-- Start INFORMATION PROVIDED --

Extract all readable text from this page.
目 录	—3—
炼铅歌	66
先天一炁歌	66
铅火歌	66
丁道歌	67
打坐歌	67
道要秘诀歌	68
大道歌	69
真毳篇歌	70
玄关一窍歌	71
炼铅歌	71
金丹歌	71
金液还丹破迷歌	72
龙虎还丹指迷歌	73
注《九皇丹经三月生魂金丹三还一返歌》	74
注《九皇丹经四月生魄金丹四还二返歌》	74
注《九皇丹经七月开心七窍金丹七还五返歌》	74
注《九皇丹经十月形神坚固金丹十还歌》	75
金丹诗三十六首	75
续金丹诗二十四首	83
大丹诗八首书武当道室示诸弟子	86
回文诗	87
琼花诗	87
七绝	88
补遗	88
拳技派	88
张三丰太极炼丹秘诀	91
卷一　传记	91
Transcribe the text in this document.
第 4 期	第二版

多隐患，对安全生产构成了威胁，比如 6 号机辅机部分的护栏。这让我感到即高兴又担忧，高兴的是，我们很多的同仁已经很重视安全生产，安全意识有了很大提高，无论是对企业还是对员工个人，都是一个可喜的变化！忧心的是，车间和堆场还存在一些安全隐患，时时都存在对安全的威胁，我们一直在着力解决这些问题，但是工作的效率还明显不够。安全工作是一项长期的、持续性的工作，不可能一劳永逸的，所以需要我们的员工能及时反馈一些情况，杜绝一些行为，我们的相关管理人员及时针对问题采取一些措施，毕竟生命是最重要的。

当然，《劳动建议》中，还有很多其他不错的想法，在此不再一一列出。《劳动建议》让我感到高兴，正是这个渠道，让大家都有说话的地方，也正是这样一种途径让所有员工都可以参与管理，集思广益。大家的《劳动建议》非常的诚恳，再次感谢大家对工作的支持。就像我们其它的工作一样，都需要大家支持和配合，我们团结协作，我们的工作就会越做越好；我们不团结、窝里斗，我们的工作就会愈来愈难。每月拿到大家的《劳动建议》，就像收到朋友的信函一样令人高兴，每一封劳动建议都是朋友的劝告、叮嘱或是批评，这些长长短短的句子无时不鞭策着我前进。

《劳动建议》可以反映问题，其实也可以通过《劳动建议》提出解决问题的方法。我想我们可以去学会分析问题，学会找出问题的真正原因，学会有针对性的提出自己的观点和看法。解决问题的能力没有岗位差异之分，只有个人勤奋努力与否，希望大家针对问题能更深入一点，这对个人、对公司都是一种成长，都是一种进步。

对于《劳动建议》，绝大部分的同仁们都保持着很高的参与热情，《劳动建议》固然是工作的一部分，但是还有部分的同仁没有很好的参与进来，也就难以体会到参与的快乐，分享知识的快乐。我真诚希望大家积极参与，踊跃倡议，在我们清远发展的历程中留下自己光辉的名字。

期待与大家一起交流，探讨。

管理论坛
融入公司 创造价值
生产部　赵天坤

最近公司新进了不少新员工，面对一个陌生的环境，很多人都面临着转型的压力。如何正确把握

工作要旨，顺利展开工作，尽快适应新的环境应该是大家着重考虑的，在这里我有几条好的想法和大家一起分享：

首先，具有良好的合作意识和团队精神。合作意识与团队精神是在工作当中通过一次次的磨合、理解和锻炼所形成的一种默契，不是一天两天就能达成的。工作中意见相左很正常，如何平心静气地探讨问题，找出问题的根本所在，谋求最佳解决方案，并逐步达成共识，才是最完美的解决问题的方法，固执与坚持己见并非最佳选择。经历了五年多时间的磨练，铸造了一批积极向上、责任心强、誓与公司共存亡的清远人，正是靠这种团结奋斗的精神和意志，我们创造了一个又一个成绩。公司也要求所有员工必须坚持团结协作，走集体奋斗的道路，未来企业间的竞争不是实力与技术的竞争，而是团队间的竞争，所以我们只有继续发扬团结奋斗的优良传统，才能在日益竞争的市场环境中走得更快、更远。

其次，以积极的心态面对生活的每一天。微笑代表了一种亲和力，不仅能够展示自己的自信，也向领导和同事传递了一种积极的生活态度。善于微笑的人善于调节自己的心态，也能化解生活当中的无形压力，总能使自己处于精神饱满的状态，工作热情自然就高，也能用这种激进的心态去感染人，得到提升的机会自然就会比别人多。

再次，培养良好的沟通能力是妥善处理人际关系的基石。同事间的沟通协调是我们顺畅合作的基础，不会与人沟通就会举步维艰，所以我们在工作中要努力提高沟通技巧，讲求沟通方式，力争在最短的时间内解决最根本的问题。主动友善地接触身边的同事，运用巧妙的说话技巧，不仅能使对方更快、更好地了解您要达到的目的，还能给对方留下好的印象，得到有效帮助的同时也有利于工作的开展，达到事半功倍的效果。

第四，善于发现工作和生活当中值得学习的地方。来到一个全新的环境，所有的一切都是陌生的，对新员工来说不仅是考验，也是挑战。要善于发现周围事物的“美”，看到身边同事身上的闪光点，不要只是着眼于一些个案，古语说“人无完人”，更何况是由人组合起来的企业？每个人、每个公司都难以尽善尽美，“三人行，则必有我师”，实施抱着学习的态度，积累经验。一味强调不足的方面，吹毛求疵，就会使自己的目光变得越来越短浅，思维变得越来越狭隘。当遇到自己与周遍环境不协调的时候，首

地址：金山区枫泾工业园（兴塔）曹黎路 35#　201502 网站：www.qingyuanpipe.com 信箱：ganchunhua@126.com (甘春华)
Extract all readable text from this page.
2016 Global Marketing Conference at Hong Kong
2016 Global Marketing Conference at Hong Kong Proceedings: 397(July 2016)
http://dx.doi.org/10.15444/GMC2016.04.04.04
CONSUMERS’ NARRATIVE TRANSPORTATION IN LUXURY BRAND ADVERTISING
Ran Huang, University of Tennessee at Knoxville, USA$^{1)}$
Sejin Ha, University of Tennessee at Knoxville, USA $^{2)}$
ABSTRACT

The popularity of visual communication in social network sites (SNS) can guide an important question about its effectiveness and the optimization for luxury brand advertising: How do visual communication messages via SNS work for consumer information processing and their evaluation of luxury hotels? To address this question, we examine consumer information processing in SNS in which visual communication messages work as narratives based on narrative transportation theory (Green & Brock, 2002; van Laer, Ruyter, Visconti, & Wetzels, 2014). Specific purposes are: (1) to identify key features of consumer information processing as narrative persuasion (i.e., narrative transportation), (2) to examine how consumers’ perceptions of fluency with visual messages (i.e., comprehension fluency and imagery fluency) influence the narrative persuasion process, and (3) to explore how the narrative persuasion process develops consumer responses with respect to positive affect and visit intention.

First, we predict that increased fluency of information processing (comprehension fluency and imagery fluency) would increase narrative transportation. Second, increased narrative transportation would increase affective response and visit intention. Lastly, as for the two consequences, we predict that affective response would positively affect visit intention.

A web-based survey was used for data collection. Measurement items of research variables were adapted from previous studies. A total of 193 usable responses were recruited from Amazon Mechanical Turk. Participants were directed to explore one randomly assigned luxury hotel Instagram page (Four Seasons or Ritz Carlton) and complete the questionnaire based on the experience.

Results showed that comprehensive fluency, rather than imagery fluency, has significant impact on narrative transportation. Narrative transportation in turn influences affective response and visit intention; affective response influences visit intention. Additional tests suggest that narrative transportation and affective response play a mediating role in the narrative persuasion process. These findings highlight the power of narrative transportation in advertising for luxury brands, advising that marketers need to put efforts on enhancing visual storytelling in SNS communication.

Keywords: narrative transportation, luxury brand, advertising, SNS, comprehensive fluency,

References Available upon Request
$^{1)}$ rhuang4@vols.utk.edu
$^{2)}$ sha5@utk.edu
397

-- End INFORMATION PROVIDED --

TASK DESCRIPTION: Retype the material in full. Each word must match.

THE RESULT:
Extract all readable text from this page.
目 录	—3—
炼铅歌	66
先天一炁歌	66
铅火歌	66
丁道歌	67
打坐歌	67
道要秘诀歌	68
大道歌	69
真毳篇歌	70
玄关一窍歌	71
炼铅歌	71
金丹歌	71
金液还丹破迷歌	72
龙虎还丹指迷歌	73
注《九皇丹经三月生魂金丹三还一返歌》	74
注《九皇丹经四月生魄金丹四还二返歌》	74
注《九皇丹经七月开心七窍金丹七还五返歌》	74
注《九皇丹经十月形神坚固金丹十还歌》	75
金丹诗三十六首	75
续金丹诗二十四首	83
大丹诗八首书武当道室示诸弟子	86
回文诗	87
琼花诗	87
七绝	88
补遗	88
拳技派	88
张三丰太极炼丹秘诀	91
卷一　传记	91
Transcribe the text in this document.
第 4 期	第二版

多隐患，对安全生产构成了威胁，比如 6 号机辅机部分的护栏。这让我感到即高兴又担忧，高兴的是，我们很多的同仁已经很重视安全生产，安全意识有了很大提高，无论是对企业还是对员工个人，都是一个可喜的变化！忧心的是，车间和堆场还存在一些安全隐患，时时都存在对安全的威胁，我们一直在着力解决这些问题，但是工作的效率还明显不够。安全工作是一项长期的、持续性的工作，不可能一劳永逸的，所以需要我们的员工能及时反馈一些情况，杜绝一些行为，我们的相关管理人员及时针对问题采取一些措施，毕竟生命是最重要的。

当然，《劳动建议》中，还有很多其他不错的想法，在此不再一一列出。《劳动建议》让我感到高兴，正是这个渠道，让大家都有说话的地方，也正是这样一种途径让所有员工都可以参与管理，集思广益。大家的《劳动建议》非常的诚恳，再次感谢大家对工作的支持。就像我们其它的工作一样，都需要大家支持和配合，我们团结协作，我们的工作就会越做越好；我们不团结、窝里斗，我们的工作就会愈来愈难。每月拿到大家的《劳动建议》，就像收到朋友的信函一样令人高兴，每一封劳动建议都是朋友的劝告、叮嘱或是批评，这些长长短短的句子无时不鞭策着我前进。

《劳动建议》可以反映问题，其实也可以通过《劳动建议》提出解决问题的方法。我想我们可以去学会分析问题，学会找出问题的真正原因，学会有针对性的提出自己的观点和看法。解决问题的能力没有岗位差异之分，只有个人勤奋努力与否，希望大家针对问题能更深入一点，这对个人、对公司都是一种成长，都是一种进步。

对于《劳动建议》，绝大部分的同仁们都保持着很高的参与热情，《劳动建议》固然是工作的一部分，但是还有部分的同仁没有很好的参与进来，也就难以体会到参与的快乐，分享知识的快乐。我真诚希望大家积极参与，踊跃倡议，在我们清远发展的历程中留下自己光辉的名字。

期待与大家一起交流，探讨。

管理论坛
融入公司 创造价值
生产部　赵天坤

最近公司新进了不少新员工，面对一个陌生的环境，很多人都面临着转型的压力。如何正确把握

工作要旨，顺利展开工作，尽快适应新的环境应该是大家着重考虑的，在这里我有几条好的想法和大家一起分享：

首先，具有良好的合作意识和团队精神。合作意识与团队精神是在工作当中通过一次次的磨合、理解和锻炼所形成的一种默契，不是一天两天就能达成的。工作中意见相左很正常，如何平心静气地探讨问题，找出问题的根本所在，谋求最佳解决方案，并逐步达成共识，才是最完美的解决问题的方法，固执与坚持己见并非最佳选择。经历了五年多时间的磨练，铸造了一批积极向上、责任心强、誓与公司共存亡的清远人，正是靠这种团结奋斗的精神和意志，我们创造了一个又一个成绩。公司也要求所有员工必须坚持团结协作，走集体奋斗的道路，未来企业间的竞争不是实力与技术的竞争，而是团队间的竞争，所以我们只有继续发扬团结奋斗的优良传统，才能在日益竞争的市场环境中走得更快、更远。

其次，以积极的心态面对生活的每一天。微笑代表了一种亲和力，不仅能够展示自己的自信，也向领导和同事传递了一种积极的生活态度。善于微笑的人善于调节自己的心态，也能化解生活当中的无形压力，总能使自己处于精神饱满的状态，工作热情自然就高，也能用这种激进的心态去感染人，得到提升的机会自然就会比别人多。

再次，培养良好的沟通能力是妥善处理人际关系的基石。同事间的沟通协调是我们顺畅合作的基础，不会与人沟通就会举步维艰，所以我们在工作中要努力提高沟通技巧，讲求沟通方式，力争在最短的时间内解决最根本的问题。主动友善地接触身边的同事，运用巧妙的说话技巧，不仅能使对方更快、更好地了解您要达到的目的，还能给对方留下好的印象，得到有效帮助的同时也有利于工作的开展，达到事半功倍的效果。

第四，善于发现工作和生活当中值得学习的地方。来到一个全新的环境，所有的一切都是陌生的，对新员工来说不仅是考验，也是挑战。要善于发现周围事物的“美”，看到身边同事身上的闪光点，不要只是着眼于一些个案，古语说“人无完人”，更何况是由人组合起来的企业？每个人、每个公司都难以尽善尽美，“三人行，则必有我师”，实施抱着学习的态度，积累经验。一味强调不足的方面，吹毛求疵，就会使自己的目光变得越来越短浅，思维变得越来越狭隘。当遇到自己与周遍环境不协调的时候，首

地址：金山区枫泾工业园（兴塔）曹黎路 35#　201502 网站：www.qingyuanpipe.com 信箱：ganchunhua@126.com (甘春华)
Extract all readable text from this page.
2016 Global Marketing Conference at Hong Kong
2016 Global Marketing Conference at Hong Kong Proceedings: 397(July 2016)
http://dx.doi.org/10.15444/GMC2016.04.04.04
CONSUMERS’ NARRATIVE TRANSPORTATION IN LUXURY BRAND ADVERTISING
Ran Huang, University of Tennessee at Knoxville, USA$^{1)}$
Sejin Ha, University of Tennessee at Knoxville, USA $^{2)}$
ABSTRACT

The popularity of visual communication in social network sites (SNS) can guide an important question about its effectiveness and the optimization for luxury brand advertising: How do visual communication messages via SNS work for consumer information processing and their evaluation of luxury hotels? To address this question, we examine consumer information processing in SNS in which visual communication messages work as narratives based on narrative transportation theory (Green & Brock, 2002; van Laer, Ruyter, Visconti, & Wetzels, 2014). Specific purposes are: (1) to identify key features of consumer information processing as narrative persuasion (i.e., narrative transportation), (2) to examine how consumers’ perceptions of fluency with visual messages (i.e., comprehension fluency and imagery fluency) influence the narrative persuasion process, and (3) to explore how the narrative persuasion process develops consumer responses with respect to positive affect and visit intention.

First, we predict that increased fluency of information processing (comprehension fluency and imagery fluency) would increase narrative transportation. Second, increased narrative transportation would increase affective response and visit intention. Lastly, as for the two consequences, we predict that affective response would positively affect visit intention.

A web-based survey was used for data collection. Measurement items of research variables were adapted from previous studies. A total of 193 usable responses were recruited from Amazon Mechanical Turk. Participants were directed to explore one randomly assigned luxury hotel Instagram page (Four Seasons or Ritz Carlton) and complete the questionnaire based on the experience.

Results showed that comprehensive fluency, rather than imagery fluency, has significant impact on narrative transportation. Narrative transportation in turn influences affective response and visit intention; affective response influences visit intention. Additional tests suggest that narrative transportation and affective response play a mediating role in the narrative persuasion process. These findings highlight the power of narrative transportation in advertising for luxury brands, advising that marketers need to put efforts on enhancing visual storytelling in SNS communication.

Keywords: narrative transportation, luxury brand, advertising, SNS, comprehensive fluency,

References Available upon Request
$^{1)}$ rhuang4@vols.utk.edu
$^{2)}$ sha5@utk.edu
397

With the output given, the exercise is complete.